Records provided —

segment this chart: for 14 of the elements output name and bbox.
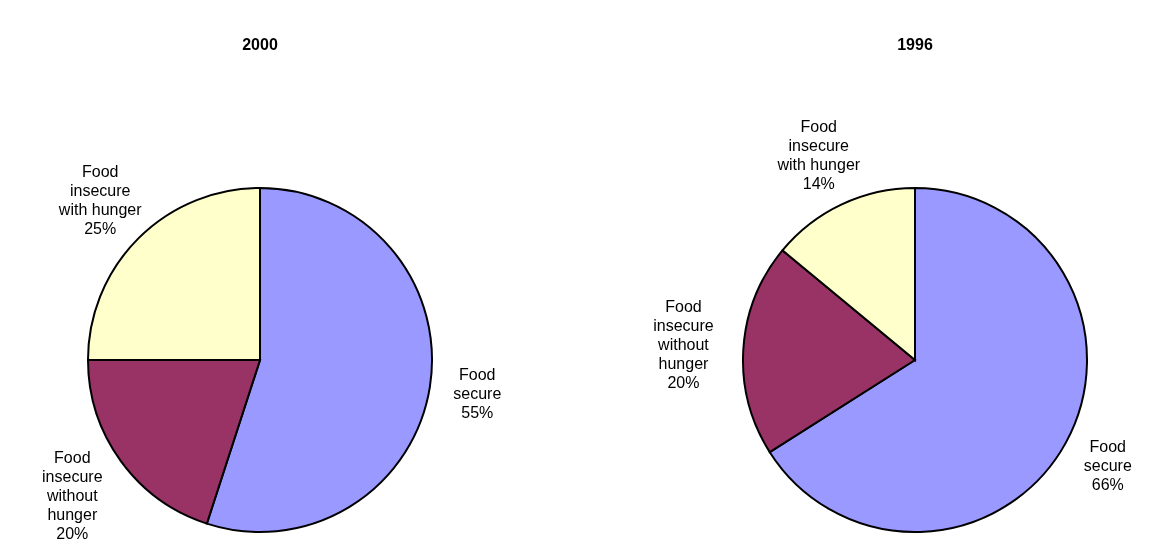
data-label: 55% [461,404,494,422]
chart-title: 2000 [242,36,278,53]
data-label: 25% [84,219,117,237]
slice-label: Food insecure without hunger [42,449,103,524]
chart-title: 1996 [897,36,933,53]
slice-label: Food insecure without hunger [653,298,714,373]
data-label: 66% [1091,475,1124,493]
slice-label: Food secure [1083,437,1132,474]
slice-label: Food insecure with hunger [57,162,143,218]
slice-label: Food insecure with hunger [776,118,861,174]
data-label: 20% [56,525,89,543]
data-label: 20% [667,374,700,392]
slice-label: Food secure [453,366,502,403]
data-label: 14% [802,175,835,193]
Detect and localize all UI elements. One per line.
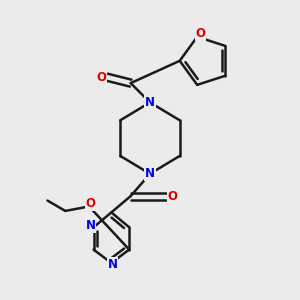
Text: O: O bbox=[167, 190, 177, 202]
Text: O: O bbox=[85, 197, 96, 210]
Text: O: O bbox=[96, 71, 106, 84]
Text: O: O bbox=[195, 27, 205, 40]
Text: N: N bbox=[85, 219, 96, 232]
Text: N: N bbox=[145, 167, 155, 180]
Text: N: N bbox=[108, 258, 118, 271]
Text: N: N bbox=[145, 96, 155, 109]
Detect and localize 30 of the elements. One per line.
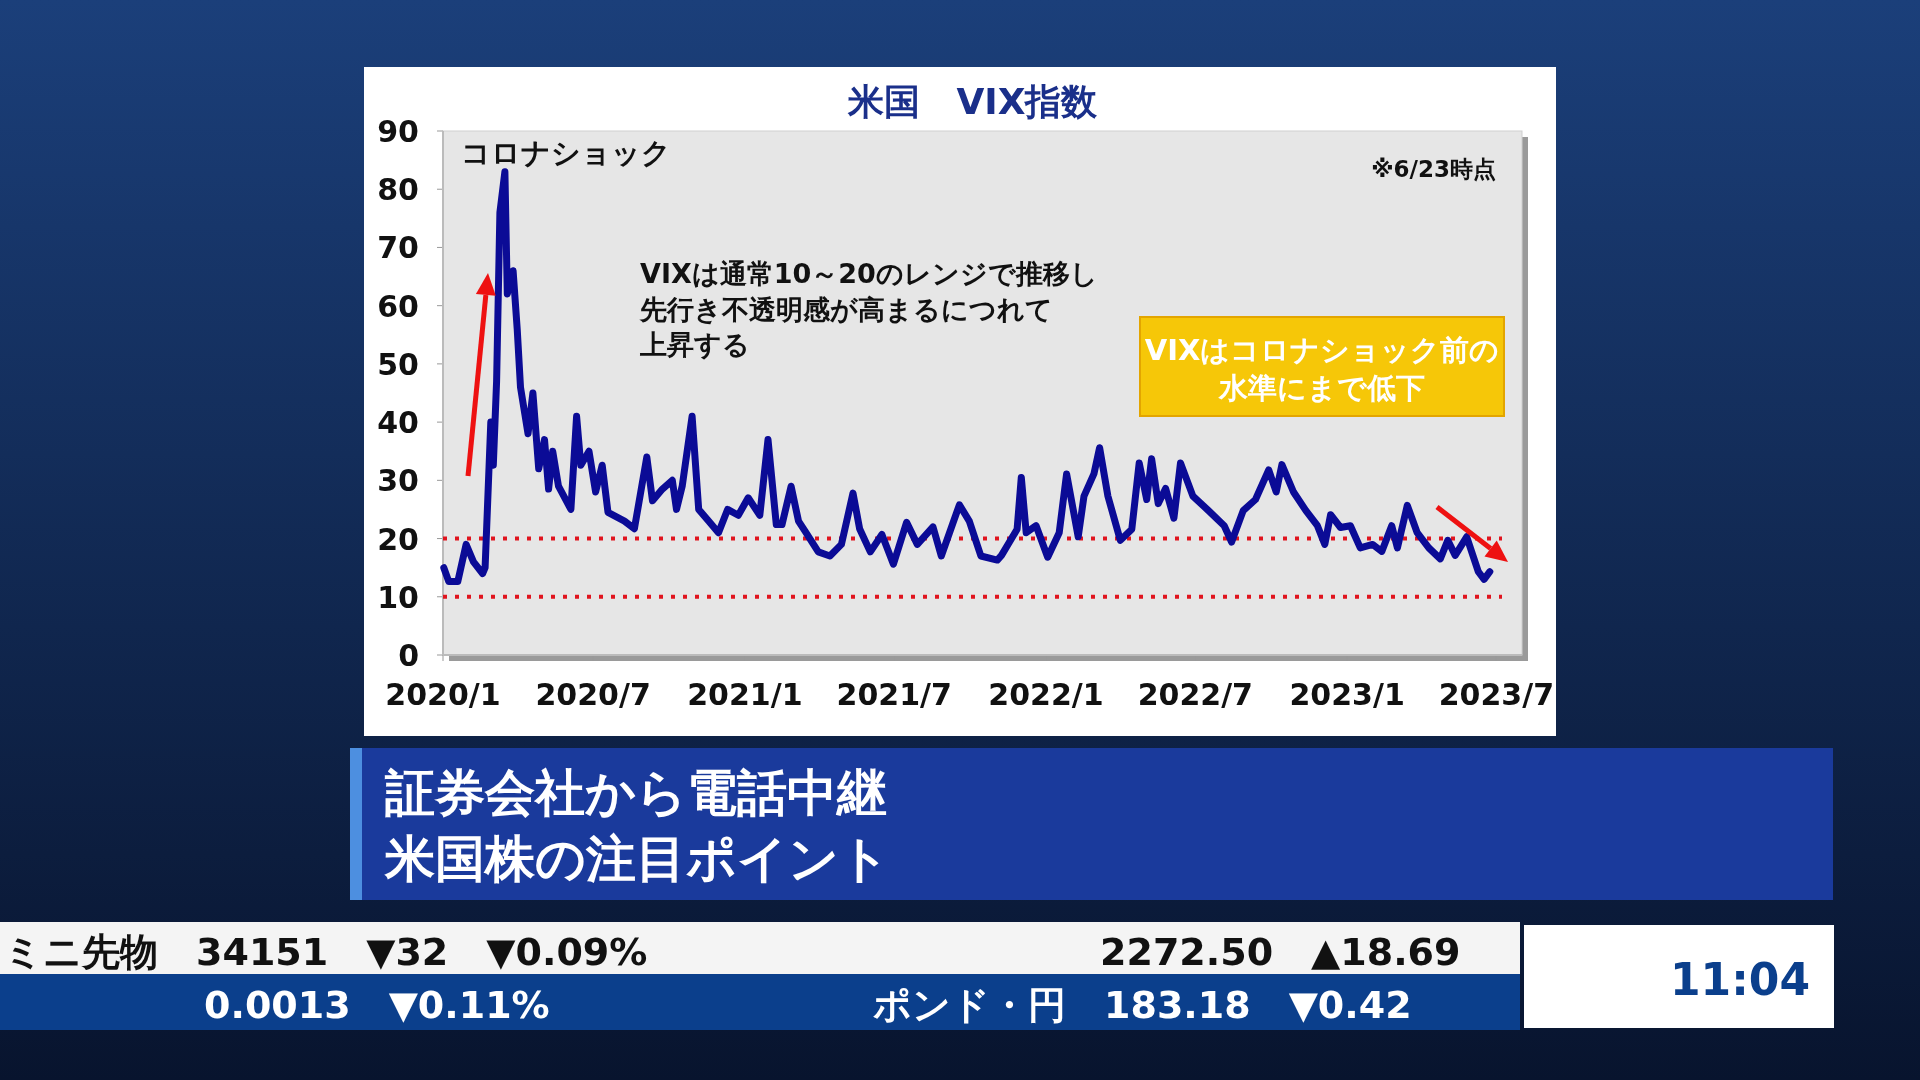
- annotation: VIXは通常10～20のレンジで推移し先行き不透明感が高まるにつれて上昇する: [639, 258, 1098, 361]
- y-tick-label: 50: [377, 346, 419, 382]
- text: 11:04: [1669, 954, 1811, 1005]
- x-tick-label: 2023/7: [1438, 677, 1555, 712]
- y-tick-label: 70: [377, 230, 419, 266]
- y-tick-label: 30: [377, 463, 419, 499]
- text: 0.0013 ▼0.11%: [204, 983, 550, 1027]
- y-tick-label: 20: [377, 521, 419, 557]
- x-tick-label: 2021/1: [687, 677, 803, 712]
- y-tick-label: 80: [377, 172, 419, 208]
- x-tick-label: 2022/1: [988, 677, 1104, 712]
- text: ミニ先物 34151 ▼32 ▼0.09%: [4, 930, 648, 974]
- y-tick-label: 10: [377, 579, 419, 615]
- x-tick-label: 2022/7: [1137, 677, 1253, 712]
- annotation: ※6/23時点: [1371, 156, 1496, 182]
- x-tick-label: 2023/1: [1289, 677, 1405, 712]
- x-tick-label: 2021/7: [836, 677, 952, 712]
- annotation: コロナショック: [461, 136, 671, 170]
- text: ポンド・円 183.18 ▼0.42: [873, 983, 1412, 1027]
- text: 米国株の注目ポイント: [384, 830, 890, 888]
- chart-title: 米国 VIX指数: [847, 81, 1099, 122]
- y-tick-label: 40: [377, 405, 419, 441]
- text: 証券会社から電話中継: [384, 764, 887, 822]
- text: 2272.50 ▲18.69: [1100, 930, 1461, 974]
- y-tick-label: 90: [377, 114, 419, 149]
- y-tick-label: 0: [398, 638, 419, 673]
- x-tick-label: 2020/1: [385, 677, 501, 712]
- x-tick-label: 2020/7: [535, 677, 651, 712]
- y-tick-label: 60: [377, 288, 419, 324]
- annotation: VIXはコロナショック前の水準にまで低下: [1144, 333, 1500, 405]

* * *

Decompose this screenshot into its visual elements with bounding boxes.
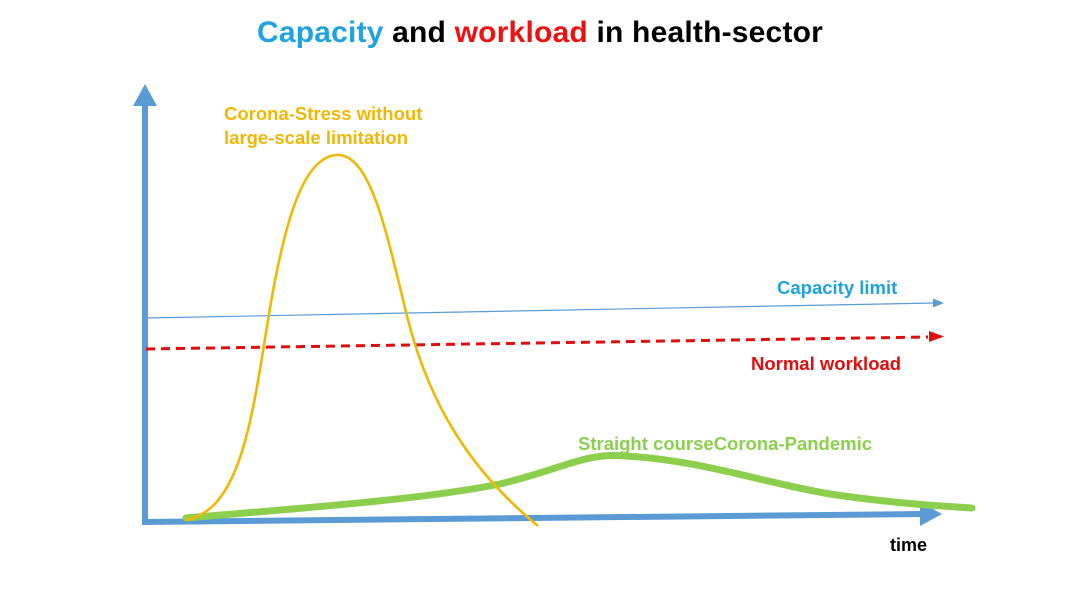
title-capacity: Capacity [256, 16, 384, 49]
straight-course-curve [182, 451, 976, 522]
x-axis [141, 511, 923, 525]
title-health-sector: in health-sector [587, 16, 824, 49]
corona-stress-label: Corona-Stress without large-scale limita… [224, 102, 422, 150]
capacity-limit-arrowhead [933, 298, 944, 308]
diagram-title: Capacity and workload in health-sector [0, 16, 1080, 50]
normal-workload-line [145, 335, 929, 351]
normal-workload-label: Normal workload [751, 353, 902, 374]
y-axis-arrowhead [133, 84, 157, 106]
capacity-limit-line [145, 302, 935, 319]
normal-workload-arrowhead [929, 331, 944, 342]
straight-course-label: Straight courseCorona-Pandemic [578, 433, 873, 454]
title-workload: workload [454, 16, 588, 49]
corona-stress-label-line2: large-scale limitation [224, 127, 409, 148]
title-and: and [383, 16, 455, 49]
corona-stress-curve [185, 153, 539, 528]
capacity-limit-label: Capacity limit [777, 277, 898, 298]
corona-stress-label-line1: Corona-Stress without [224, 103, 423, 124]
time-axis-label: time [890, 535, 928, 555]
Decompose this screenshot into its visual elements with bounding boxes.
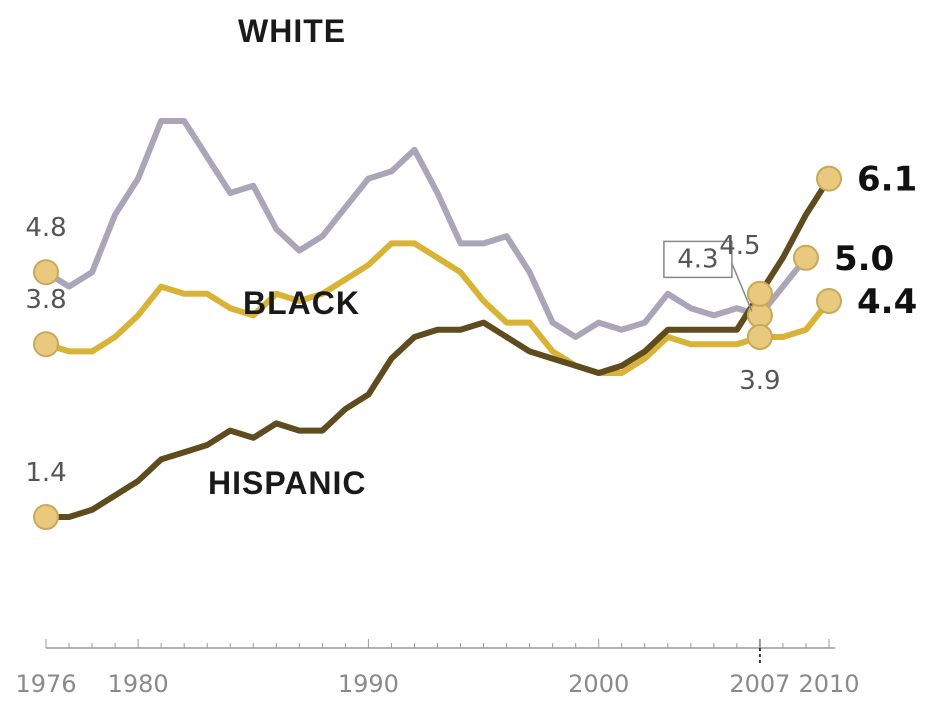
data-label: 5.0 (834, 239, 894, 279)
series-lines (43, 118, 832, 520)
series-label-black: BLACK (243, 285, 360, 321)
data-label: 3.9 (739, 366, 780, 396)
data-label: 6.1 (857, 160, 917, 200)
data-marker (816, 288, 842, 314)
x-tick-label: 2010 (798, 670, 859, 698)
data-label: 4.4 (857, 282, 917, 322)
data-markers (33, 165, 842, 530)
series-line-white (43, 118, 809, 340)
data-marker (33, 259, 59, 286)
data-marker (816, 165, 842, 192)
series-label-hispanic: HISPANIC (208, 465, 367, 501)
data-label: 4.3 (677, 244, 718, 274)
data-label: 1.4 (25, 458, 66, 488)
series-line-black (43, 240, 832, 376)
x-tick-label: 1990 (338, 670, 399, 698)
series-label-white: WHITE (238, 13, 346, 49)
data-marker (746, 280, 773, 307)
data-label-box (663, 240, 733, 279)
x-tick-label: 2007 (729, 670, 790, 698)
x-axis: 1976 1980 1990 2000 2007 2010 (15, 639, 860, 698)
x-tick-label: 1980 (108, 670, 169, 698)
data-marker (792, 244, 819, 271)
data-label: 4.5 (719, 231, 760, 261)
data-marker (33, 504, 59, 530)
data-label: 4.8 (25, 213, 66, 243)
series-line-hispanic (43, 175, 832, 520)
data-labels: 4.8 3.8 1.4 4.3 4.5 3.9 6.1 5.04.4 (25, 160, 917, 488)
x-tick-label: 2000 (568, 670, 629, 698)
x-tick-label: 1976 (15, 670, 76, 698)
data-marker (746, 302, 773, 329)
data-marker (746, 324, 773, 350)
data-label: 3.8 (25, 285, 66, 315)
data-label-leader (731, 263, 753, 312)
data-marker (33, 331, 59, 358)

...

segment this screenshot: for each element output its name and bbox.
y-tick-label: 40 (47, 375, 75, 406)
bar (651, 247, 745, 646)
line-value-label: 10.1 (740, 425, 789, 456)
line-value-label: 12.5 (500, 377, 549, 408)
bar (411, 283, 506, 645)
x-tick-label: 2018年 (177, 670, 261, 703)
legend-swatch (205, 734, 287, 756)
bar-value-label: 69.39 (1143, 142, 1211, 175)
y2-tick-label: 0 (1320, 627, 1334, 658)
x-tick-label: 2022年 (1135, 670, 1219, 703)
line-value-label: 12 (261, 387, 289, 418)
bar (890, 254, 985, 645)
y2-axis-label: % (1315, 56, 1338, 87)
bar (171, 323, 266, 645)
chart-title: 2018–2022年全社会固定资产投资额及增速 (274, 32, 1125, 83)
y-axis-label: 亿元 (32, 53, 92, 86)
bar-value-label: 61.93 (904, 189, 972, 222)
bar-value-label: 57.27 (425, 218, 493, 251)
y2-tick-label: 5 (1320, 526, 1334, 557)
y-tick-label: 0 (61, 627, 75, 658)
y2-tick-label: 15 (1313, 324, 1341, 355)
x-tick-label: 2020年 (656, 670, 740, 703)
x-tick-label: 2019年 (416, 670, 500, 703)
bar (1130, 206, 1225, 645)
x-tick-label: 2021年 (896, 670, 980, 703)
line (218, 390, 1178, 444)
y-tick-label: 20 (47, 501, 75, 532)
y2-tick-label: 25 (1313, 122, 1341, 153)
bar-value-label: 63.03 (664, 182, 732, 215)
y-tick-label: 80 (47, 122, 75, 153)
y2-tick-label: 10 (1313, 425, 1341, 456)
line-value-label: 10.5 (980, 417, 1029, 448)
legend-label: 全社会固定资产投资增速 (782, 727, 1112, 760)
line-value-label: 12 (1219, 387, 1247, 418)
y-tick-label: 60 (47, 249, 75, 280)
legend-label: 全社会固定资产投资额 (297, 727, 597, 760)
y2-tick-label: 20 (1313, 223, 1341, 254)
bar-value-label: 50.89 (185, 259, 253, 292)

Exercise instructions — Copy out the listing lines from the one containing "data-label: 55% [461,404,494,422]" down to the one containing "data-label: 20% [56,525,89,543]", both of those lines included.

The reply —
data-label: 55% [461,404,494,422]
chart-title: 2000 [242,36,278,53]
data-label: 25% [84,219,117,237]
slice-label: Food insecure without hunger [42,449,103,524]
chart-title: 1996 [897,36,933,53]
slice-label: Food insecure without hunger [653,298,714,373]
data-label: 66% [1091,475,1124,493]
slice-label: Food secure [1083,437,1132,474]
slice-label: Food insecure with hunger [57,162,143,218]
slice-label: Food insecure with hunger [776,118,861,174]
data-label: 20% [56,525,89,543]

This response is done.